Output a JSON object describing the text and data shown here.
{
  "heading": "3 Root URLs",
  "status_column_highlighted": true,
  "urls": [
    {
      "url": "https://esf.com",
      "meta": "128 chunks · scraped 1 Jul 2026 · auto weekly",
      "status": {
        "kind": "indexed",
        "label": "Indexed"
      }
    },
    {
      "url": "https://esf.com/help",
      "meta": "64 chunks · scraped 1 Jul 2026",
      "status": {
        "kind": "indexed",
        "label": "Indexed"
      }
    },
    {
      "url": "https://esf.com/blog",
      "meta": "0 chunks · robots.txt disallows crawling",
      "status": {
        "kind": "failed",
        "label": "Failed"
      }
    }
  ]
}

- - -

▶ _Exercise directions_: Repeat the entries above exactly, leaving nothing out.

▶ _Result_:
Output a JSON object describing the text and data shown here.
{
  "heading": "3 Root URLs",
  "status_column_highlighted": true,
  "urls": [
    {
      "url": "https://esf.com",
      "meta": "128 chunks · scraped 1 Jul 2026 · auto weekly",
      "status": {
        "kind": "indexed",
        "label": "Indexed"
      }
    },
    {
      "url": "https://esf.com/help",
      "meta": "64 chunks · scraped 1 Jul 2026",
      "status": {
        "kind": "indexed",
        "label": "Indexed"
      }
    },
    {
      "url": "https://esf.com/blog",
      "meta": "0 chunks · robots.txt disallows crawling",
      "status": {
        "kind": "failed",
        "label": "Failed"
      }
    }
  ]
}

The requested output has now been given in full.